Exercise objective. In the listing below, count the lines with "Wajib" and report only the figure.
---------- Records for the task
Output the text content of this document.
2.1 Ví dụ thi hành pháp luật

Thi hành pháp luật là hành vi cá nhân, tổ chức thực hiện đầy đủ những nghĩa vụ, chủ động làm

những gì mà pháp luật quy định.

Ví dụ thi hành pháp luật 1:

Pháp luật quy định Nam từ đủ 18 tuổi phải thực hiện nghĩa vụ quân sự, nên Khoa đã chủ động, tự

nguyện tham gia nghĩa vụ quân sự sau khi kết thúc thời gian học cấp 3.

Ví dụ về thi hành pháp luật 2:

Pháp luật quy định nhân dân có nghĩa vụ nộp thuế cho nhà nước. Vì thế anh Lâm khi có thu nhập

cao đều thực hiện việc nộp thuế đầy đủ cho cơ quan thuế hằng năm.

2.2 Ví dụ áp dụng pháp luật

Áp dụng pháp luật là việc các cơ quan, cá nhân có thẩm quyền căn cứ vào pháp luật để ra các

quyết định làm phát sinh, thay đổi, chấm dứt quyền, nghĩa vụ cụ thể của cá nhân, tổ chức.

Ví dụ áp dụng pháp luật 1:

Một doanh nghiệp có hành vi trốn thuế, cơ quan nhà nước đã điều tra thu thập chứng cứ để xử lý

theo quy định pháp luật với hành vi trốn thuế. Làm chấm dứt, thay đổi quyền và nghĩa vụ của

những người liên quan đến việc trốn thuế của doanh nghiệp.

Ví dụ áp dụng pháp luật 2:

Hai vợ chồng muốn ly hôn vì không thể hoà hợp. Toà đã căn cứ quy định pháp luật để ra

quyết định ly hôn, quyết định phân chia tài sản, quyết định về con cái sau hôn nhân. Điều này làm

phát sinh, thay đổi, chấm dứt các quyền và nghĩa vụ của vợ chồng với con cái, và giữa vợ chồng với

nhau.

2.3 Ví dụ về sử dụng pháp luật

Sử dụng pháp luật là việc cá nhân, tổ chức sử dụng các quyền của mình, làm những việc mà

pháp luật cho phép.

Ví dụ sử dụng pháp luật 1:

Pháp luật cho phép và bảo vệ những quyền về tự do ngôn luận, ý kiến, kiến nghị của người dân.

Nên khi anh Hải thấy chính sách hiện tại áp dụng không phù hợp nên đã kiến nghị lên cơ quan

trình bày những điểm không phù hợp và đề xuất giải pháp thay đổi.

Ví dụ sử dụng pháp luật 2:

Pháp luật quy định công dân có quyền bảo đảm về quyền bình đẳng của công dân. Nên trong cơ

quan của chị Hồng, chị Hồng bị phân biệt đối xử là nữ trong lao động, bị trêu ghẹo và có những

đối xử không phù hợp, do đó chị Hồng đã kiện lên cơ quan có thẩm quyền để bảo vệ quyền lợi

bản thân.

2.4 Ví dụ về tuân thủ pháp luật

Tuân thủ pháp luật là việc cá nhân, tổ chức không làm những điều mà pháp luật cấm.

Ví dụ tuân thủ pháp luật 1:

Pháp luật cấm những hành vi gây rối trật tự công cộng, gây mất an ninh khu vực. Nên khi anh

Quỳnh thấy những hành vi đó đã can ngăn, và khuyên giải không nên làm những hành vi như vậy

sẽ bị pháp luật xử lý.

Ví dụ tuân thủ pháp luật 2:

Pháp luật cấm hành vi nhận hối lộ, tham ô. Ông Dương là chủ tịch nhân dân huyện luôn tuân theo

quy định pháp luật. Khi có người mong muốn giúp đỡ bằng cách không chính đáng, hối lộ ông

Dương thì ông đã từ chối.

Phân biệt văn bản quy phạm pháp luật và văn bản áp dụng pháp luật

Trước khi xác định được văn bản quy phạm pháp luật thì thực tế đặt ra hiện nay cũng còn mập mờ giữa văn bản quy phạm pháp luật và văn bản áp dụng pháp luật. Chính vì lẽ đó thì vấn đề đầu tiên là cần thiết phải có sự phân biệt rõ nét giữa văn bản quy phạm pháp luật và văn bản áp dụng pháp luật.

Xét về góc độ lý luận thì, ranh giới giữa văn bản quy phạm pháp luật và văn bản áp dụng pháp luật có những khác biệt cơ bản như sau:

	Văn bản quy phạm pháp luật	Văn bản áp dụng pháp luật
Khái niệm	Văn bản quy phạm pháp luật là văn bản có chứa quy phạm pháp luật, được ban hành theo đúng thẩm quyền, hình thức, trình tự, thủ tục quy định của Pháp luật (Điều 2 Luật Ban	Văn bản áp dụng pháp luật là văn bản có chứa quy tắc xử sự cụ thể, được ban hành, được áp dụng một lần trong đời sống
--------------------
---------- Records for the task
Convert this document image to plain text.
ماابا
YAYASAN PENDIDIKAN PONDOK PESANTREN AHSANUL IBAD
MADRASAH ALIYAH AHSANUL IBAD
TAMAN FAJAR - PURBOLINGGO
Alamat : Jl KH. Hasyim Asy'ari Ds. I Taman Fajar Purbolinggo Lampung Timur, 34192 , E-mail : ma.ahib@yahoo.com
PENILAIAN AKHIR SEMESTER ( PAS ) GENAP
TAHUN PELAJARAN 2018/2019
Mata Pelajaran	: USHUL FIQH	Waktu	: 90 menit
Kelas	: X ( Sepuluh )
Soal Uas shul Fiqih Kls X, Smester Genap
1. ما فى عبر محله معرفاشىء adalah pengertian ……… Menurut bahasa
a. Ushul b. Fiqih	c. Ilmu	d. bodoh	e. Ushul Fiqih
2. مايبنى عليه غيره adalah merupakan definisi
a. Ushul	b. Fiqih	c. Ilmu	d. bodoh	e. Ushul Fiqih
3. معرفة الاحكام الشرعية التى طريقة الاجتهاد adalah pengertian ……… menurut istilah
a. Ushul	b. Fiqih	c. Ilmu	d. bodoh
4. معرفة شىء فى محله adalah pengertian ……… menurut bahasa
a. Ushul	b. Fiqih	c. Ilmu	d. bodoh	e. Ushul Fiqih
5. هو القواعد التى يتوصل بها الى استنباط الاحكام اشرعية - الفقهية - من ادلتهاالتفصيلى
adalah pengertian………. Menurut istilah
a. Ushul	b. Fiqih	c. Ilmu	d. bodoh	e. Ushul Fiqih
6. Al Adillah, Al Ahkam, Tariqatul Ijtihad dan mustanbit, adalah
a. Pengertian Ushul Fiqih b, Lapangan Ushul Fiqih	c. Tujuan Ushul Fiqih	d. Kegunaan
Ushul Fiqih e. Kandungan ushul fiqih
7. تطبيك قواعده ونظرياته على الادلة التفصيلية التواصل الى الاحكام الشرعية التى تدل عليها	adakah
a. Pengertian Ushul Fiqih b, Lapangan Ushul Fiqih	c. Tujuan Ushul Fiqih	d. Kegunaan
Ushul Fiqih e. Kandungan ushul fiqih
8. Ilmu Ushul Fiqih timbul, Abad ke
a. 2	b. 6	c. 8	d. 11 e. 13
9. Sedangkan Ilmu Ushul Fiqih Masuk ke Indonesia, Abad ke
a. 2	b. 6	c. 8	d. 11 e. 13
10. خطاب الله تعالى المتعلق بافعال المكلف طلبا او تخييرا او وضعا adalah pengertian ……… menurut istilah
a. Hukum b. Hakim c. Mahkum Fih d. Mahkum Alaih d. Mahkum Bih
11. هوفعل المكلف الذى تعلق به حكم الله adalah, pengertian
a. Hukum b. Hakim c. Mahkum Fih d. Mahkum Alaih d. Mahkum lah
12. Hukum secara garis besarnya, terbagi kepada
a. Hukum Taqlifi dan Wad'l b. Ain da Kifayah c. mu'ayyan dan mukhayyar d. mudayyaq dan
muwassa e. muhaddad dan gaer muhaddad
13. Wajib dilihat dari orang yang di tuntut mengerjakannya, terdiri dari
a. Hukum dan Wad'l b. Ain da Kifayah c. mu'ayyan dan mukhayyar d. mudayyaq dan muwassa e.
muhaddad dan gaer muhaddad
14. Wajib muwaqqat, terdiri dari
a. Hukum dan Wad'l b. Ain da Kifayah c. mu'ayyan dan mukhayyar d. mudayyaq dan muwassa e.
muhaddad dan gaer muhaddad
--------------------
Answer to the problem. 2